**Exercise goal:**
Copy every line in the records below that contains the word "pueden".

**Records for processing:**
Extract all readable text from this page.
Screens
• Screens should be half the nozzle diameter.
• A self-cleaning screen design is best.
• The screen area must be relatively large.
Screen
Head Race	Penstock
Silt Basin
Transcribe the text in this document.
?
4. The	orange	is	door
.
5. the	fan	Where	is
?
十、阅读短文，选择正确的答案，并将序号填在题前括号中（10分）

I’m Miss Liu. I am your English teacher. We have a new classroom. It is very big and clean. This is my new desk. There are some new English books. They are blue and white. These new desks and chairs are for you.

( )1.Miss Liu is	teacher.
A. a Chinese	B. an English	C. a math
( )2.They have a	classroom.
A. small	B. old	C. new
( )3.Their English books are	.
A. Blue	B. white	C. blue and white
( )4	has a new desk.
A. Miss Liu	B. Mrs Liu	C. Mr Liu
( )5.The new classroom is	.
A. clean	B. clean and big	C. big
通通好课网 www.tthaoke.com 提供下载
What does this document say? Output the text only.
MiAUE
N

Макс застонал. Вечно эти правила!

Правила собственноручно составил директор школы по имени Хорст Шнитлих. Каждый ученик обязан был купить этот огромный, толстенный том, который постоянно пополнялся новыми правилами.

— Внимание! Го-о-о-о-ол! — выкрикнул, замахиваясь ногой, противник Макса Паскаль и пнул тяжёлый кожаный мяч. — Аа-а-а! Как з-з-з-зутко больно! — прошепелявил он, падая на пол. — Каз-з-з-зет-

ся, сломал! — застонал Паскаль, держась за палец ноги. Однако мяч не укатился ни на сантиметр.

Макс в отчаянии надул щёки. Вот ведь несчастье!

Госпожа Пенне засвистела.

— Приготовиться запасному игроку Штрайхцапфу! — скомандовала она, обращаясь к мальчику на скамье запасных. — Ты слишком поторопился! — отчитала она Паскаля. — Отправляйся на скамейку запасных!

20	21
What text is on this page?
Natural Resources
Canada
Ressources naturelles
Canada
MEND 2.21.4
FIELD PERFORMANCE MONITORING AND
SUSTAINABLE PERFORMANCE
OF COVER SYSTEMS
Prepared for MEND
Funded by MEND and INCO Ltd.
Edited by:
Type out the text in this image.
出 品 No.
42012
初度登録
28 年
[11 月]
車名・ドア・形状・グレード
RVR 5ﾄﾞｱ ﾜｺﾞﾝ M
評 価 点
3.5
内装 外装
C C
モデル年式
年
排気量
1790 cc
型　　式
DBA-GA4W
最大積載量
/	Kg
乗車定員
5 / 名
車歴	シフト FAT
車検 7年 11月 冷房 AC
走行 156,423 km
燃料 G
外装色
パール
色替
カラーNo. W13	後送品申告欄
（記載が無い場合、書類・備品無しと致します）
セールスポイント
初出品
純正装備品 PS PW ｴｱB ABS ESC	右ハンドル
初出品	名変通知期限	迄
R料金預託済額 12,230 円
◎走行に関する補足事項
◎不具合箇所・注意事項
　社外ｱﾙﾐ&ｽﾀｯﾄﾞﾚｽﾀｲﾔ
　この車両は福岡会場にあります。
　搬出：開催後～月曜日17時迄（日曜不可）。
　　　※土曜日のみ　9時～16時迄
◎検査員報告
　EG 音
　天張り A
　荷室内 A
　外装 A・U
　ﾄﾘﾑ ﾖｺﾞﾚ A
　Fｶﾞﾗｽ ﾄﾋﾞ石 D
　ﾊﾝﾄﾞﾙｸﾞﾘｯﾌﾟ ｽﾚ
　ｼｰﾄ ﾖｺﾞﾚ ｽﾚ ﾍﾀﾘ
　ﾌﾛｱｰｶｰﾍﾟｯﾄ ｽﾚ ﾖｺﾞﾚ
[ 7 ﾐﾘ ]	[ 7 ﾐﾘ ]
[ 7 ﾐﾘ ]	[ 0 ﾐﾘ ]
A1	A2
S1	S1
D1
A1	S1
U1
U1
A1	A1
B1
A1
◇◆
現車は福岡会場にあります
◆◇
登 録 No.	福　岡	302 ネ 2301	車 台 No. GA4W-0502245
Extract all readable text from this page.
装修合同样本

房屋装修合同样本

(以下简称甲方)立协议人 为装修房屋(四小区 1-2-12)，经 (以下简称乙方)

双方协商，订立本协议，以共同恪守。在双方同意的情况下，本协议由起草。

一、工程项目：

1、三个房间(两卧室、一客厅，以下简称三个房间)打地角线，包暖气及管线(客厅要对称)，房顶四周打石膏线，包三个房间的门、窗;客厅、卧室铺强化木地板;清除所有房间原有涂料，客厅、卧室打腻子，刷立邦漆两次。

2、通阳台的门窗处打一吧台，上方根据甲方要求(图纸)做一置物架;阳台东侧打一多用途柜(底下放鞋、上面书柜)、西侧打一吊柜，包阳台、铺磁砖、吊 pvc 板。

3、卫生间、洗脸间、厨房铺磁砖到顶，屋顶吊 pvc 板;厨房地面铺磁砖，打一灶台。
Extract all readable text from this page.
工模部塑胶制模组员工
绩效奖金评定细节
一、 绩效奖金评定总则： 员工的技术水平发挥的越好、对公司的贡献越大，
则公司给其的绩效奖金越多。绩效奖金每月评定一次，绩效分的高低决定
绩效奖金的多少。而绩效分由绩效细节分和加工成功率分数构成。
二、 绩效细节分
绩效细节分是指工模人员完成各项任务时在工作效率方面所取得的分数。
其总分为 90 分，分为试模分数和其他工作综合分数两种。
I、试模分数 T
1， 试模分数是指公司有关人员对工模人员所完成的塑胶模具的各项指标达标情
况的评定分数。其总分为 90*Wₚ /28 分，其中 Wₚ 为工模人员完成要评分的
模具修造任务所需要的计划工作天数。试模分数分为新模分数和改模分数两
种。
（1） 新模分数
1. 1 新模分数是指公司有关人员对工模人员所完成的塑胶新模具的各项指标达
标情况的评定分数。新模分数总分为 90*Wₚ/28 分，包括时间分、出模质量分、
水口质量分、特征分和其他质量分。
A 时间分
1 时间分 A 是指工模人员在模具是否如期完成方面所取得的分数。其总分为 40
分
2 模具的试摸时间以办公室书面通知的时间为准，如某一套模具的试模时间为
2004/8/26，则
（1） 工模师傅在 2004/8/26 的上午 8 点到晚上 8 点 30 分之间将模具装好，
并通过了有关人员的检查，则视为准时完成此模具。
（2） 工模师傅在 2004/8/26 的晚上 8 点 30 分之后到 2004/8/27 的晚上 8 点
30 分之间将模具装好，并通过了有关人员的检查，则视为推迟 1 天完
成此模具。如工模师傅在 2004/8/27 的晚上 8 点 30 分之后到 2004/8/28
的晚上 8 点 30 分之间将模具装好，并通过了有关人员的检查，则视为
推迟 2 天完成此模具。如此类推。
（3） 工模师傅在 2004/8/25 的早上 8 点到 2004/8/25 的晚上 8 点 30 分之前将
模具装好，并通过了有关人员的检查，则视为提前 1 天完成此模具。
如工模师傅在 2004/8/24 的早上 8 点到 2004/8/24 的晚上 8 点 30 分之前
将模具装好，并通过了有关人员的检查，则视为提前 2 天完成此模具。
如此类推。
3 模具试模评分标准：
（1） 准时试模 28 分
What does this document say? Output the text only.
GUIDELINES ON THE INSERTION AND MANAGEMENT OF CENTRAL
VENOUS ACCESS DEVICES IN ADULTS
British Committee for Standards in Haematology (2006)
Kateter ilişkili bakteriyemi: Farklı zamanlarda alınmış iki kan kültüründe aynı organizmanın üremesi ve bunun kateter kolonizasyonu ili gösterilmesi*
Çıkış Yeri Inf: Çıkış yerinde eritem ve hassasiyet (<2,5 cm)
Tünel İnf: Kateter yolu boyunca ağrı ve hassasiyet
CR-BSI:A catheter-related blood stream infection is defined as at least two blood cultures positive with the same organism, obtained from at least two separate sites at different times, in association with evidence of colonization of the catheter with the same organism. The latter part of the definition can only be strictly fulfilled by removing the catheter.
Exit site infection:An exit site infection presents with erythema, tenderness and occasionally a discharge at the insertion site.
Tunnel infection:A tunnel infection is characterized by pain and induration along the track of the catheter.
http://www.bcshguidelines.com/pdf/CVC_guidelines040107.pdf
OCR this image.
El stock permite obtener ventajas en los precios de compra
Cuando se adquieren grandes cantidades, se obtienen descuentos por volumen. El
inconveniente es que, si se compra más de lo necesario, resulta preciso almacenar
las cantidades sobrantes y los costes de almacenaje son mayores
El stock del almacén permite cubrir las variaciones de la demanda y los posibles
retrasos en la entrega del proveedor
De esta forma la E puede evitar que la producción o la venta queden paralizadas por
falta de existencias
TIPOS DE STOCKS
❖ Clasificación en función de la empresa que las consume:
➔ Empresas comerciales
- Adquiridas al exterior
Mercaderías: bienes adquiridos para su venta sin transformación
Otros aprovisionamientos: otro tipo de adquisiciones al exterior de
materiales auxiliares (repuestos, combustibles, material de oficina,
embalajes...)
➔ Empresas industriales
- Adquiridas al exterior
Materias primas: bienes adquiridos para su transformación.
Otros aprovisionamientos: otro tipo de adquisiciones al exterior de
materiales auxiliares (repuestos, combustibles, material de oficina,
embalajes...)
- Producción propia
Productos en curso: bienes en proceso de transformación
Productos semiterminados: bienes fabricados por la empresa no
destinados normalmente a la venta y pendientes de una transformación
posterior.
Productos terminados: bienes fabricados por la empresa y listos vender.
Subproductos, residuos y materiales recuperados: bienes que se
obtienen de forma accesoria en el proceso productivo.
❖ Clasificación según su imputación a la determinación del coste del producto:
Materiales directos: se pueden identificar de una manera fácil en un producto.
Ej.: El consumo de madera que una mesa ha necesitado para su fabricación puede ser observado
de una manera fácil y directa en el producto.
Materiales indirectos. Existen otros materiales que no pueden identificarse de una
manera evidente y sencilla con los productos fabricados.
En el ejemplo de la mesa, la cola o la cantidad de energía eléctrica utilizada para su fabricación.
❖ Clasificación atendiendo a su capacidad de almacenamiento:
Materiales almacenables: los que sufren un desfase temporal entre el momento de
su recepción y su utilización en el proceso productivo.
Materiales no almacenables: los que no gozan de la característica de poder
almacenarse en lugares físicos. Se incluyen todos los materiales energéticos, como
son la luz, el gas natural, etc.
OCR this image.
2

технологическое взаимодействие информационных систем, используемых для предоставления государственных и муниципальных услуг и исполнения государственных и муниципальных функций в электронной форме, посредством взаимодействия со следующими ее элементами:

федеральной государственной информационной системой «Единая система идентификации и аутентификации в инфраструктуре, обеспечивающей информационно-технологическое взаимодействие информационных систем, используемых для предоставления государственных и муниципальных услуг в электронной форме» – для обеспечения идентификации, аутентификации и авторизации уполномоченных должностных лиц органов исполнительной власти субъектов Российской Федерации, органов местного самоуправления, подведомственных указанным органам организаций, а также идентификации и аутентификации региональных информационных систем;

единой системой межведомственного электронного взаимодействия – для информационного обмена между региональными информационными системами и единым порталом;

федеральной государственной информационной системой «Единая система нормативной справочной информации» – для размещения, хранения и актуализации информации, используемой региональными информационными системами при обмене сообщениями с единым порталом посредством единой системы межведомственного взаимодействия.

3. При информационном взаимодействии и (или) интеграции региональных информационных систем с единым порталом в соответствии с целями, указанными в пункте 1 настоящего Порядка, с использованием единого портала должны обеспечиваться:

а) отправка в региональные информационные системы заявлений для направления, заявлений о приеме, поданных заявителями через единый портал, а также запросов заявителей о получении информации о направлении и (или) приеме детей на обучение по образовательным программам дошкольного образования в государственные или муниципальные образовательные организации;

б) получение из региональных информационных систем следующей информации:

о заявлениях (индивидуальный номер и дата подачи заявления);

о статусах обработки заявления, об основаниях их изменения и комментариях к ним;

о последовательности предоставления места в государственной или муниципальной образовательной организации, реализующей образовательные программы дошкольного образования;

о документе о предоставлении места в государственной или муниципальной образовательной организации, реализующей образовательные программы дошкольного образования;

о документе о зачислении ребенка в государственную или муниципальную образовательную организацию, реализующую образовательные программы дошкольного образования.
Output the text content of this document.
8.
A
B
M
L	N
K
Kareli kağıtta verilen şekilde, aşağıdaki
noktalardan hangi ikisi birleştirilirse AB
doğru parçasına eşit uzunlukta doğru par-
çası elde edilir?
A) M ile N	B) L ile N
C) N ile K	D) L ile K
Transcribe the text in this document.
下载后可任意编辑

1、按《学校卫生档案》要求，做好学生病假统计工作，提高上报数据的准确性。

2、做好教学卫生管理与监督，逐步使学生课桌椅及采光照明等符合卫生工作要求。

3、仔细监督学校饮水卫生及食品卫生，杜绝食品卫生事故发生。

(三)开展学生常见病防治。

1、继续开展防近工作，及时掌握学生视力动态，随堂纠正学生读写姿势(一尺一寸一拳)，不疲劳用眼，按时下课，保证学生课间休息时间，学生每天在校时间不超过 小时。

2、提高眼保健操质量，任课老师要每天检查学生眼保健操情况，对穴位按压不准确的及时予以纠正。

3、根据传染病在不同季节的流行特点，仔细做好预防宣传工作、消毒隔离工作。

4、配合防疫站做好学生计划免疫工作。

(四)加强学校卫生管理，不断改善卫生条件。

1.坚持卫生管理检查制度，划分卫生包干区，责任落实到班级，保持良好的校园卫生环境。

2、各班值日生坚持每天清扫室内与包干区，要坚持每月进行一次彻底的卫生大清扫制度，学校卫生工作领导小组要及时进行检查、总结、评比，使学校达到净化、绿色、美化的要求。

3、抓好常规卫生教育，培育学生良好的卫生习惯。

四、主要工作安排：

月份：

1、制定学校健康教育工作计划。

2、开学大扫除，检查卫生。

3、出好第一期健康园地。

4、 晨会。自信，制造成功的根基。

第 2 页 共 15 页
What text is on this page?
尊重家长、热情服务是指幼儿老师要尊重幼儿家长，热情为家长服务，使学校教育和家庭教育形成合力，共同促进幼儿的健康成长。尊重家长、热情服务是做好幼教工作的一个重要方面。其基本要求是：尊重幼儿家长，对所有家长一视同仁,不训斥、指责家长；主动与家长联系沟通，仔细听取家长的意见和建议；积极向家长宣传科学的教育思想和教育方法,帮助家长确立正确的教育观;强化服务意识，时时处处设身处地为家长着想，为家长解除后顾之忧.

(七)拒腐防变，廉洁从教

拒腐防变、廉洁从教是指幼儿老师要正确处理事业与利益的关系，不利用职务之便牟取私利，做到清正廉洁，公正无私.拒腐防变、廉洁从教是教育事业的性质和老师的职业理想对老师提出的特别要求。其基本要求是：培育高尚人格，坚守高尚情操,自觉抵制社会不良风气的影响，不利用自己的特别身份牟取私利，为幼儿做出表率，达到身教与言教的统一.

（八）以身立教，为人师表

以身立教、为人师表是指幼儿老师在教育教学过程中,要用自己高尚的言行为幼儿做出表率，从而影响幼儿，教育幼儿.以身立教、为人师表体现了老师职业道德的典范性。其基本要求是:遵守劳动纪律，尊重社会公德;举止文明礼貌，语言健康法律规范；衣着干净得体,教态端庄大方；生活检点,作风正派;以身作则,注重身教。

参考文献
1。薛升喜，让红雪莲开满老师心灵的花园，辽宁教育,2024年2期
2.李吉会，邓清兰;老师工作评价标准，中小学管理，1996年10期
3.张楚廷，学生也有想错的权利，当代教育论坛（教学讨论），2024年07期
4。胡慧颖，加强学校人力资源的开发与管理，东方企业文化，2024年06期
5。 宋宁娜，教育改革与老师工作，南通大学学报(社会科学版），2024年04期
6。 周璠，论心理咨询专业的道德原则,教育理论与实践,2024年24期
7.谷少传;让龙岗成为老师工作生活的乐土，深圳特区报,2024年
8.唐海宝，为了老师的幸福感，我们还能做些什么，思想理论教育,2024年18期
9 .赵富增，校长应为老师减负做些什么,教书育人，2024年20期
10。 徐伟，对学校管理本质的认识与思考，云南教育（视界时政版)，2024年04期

**The result:**
Materiales directos: se pueden identificar de una manera fácil en un producto.
Materiales indirectos. Existen otros materiales que no pueden identificarse de una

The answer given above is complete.